**PROMPT:** Which lines run from the one containing "Read all visible content and emit it as JSON." to the end of the entries? Quote them exactly, and nothing else.

**THE INPUT:**
==========
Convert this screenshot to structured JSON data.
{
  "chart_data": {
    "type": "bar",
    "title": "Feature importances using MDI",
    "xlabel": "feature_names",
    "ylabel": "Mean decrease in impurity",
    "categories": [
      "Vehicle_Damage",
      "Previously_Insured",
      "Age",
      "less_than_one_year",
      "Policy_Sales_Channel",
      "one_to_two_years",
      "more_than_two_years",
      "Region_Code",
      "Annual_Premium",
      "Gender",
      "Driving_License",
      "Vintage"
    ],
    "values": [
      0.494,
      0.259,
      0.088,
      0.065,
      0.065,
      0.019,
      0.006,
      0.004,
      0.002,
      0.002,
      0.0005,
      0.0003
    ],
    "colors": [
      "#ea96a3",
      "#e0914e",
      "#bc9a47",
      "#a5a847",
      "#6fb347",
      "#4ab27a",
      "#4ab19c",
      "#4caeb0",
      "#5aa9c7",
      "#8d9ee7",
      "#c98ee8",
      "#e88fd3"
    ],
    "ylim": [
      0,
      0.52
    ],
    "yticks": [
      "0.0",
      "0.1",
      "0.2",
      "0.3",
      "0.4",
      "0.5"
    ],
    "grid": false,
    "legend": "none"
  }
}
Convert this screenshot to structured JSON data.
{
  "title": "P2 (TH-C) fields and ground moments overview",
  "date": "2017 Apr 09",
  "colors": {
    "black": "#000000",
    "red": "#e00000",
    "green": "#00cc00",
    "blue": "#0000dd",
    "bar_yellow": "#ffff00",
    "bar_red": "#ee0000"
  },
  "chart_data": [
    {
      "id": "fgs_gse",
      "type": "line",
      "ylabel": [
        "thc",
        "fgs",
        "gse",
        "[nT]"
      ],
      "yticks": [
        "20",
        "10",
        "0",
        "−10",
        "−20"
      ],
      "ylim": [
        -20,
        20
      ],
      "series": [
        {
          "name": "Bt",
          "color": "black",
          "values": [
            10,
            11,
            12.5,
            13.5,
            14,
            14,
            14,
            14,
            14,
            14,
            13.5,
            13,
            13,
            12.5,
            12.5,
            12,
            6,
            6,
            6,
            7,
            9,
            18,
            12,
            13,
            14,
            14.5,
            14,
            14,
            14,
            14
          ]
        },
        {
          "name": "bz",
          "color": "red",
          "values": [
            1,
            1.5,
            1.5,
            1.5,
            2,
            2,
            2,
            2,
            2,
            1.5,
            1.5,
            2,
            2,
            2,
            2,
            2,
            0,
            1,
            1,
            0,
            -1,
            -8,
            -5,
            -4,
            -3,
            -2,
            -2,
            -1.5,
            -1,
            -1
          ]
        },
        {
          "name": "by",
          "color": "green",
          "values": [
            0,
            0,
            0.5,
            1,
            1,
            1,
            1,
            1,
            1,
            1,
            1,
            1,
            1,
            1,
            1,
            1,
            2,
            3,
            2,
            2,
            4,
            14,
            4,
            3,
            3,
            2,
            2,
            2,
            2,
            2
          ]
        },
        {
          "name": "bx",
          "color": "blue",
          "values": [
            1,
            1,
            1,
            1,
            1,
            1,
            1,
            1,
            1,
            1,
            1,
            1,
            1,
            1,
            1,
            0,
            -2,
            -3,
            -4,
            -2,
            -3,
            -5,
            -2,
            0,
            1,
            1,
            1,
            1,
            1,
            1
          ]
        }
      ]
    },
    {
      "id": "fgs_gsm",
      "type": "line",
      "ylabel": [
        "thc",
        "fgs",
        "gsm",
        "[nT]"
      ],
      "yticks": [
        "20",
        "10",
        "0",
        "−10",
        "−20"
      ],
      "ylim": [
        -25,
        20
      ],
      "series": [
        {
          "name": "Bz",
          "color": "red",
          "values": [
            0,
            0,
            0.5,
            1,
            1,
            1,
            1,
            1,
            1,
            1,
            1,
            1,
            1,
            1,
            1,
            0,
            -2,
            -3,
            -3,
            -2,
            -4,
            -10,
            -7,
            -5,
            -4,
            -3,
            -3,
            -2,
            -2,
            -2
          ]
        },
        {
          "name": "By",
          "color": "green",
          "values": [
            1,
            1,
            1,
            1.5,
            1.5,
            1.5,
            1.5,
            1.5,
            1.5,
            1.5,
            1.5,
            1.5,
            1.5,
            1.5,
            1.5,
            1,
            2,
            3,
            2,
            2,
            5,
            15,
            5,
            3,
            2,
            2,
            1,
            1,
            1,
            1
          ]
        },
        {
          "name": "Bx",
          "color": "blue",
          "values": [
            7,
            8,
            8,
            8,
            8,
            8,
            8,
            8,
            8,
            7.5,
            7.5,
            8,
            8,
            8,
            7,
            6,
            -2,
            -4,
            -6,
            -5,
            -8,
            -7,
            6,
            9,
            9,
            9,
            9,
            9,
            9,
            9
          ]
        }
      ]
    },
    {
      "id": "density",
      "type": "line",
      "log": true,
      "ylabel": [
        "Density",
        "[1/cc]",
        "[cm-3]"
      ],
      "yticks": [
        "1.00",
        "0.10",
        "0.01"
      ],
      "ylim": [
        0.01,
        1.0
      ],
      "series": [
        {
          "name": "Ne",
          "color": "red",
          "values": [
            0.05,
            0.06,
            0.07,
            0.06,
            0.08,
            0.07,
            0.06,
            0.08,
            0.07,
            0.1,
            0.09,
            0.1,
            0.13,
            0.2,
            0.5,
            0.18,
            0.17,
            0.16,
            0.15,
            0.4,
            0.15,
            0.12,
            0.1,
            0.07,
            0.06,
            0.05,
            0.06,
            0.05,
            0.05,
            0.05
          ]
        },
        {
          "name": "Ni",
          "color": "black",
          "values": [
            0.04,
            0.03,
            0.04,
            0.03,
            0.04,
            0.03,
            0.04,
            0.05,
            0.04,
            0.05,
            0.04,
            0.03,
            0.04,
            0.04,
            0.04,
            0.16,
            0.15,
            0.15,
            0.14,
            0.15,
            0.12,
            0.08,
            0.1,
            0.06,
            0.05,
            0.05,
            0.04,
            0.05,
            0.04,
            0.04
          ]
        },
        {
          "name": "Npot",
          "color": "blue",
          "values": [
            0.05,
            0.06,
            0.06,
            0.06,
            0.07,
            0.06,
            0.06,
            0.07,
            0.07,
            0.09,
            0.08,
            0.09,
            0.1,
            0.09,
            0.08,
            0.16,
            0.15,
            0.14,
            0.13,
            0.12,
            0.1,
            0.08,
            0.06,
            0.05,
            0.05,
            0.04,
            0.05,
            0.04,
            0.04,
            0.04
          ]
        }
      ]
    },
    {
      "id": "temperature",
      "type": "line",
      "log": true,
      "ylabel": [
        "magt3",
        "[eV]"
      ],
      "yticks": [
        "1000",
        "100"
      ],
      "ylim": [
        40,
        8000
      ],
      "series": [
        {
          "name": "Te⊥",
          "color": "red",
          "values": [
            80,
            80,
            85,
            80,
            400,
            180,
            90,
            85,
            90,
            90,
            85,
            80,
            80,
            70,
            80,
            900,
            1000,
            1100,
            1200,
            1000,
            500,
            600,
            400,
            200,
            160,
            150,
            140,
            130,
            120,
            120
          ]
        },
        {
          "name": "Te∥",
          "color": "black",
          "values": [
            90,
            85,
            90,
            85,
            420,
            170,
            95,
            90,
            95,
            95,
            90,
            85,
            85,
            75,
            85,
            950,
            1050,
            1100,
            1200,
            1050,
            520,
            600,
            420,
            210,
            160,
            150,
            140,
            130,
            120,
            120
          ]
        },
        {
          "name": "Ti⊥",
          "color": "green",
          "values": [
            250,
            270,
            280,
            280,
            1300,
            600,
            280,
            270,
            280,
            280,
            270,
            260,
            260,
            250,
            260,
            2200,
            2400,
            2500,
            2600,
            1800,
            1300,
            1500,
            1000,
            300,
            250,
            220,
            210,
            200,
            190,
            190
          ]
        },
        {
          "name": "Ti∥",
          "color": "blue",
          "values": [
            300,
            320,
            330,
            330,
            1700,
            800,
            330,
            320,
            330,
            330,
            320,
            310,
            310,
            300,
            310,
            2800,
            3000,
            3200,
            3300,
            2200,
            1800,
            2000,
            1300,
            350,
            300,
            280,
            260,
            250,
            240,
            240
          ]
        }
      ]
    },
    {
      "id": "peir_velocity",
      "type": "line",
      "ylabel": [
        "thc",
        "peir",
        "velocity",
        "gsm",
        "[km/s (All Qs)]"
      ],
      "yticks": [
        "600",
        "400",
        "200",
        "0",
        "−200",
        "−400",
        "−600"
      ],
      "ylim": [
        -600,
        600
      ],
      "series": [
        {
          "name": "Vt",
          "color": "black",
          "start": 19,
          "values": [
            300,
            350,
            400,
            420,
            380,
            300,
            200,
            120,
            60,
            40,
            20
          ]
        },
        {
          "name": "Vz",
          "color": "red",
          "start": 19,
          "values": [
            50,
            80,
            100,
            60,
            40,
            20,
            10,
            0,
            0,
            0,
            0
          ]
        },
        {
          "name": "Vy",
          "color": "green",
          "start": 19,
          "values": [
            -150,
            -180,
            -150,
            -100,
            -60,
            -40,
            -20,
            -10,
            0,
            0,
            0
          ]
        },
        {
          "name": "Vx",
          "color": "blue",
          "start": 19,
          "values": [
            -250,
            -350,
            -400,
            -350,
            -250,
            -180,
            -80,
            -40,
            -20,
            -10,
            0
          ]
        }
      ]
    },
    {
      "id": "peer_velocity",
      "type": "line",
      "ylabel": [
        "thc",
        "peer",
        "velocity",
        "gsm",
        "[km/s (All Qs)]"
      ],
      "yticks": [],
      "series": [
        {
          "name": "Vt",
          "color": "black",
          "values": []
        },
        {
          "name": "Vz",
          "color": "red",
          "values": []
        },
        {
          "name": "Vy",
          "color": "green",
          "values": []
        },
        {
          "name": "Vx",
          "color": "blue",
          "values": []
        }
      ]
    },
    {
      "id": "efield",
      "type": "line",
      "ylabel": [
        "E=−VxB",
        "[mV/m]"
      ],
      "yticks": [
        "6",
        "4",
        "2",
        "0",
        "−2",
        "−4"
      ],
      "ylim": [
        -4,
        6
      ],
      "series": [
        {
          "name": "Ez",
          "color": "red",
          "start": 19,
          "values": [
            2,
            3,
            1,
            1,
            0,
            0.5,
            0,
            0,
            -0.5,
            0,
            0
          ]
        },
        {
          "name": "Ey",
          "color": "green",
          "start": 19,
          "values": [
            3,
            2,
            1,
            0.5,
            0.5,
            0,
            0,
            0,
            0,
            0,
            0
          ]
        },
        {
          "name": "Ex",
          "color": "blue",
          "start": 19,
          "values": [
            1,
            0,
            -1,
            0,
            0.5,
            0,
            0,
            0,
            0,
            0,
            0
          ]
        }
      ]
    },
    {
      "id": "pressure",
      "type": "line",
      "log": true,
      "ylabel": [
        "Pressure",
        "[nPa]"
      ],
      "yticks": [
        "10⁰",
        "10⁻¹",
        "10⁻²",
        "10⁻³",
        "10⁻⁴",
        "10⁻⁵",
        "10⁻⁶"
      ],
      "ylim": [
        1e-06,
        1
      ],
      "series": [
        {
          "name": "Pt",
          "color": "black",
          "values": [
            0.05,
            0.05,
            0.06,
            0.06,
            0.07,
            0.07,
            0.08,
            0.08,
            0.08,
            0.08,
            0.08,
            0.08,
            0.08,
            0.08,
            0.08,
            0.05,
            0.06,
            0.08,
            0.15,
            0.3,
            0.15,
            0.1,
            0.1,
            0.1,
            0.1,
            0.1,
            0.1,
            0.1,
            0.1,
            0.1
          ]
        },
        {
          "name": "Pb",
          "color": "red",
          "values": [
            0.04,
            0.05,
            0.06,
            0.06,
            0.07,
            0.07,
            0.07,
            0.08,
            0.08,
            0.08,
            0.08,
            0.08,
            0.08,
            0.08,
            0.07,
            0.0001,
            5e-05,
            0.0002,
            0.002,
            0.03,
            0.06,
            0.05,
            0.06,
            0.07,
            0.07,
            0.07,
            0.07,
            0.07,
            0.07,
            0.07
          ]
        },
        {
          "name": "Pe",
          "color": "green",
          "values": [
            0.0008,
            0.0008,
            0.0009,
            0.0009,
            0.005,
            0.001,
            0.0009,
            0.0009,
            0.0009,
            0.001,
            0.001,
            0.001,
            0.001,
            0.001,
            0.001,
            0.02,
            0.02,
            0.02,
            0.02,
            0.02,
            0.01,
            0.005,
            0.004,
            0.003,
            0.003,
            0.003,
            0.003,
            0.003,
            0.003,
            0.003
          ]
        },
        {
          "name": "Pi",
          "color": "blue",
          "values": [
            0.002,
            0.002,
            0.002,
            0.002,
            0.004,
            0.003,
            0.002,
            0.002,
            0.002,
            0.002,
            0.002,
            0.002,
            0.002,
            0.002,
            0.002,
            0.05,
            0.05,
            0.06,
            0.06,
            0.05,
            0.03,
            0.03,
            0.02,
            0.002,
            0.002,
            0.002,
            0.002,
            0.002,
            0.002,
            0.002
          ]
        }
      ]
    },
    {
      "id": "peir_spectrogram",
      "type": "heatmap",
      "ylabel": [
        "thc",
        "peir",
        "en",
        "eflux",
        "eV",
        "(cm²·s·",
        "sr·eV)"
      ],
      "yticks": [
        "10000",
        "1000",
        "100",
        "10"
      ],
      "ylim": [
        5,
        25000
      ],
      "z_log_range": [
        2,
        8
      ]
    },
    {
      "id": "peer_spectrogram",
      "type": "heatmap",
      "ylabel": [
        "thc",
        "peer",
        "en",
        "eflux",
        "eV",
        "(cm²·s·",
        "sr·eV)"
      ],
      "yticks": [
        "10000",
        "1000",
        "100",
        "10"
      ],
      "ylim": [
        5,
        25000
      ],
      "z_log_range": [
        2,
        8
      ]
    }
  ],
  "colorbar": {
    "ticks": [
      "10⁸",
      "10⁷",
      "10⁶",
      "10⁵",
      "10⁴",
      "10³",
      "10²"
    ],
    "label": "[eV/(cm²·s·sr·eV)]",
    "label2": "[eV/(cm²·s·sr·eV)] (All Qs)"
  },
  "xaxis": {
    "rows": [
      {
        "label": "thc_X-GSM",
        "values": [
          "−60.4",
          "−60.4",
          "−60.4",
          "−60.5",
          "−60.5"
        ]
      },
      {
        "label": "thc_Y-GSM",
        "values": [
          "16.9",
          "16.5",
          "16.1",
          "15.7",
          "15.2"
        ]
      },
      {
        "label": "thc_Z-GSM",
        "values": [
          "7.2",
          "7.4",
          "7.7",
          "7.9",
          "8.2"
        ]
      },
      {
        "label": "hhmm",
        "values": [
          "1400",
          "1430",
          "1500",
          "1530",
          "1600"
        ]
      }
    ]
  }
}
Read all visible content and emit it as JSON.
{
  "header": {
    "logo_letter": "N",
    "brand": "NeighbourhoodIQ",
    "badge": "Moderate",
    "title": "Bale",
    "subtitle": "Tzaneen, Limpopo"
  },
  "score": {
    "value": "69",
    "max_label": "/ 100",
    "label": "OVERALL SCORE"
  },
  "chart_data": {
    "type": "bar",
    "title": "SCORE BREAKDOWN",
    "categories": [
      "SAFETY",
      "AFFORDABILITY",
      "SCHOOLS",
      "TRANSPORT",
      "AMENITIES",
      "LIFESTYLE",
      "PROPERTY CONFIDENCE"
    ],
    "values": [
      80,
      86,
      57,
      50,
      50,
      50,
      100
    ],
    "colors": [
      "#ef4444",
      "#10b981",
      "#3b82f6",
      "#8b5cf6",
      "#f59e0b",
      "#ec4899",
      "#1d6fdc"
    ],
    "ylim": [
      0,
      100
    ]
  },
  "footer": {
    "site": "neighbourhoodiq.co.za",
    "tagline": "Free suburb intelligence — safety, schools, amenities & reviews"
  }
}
==========
**COMPLETE OUTPUT:**
Read all visible content and emit it as JSON.
{
  "header": {
    "logo_letter": "N",
    "brand": "NeighbourhoodIQ",
    "badge": "Moderate",
    "title": "Bale",
    "subtitle": "Tzaneen, Limpopo"
  },
  "score": {
    "value": "69",
    "max_label": "/ 100",
    "label": "OVERALL SCORE"
  },
  "chart_data": {
    "type": "bar",
    "title": "SCORE BREAKDOWN",
    "categories": [
      "SAFETY",
      "AFFORDABILITY",
      "SCHOOLS",
      "TRANSPORT",
      "AMENITIES",
      "LIFESTYLE",
      "PROPERTY CONFIDENCE"
    ],
    "values": [
      80,
      86,
      57,
      50,
      50,
      50,
      100
    ],
    "colors": [
      "#ef4444",
      "#10b981",
      "#3b82f6",
      "#8b5cf6",
      "#f59e0b",
      "#ec4899",
      "#1d6fdc"
    ],
    "ylim": [
      0,
      100
    ]
  },
  "footer": {
    "site": "neighbourhoodiq.co.za",
    "tagline": "Free suburb intelligence — safety, schools, amenities & reviews"
  }
}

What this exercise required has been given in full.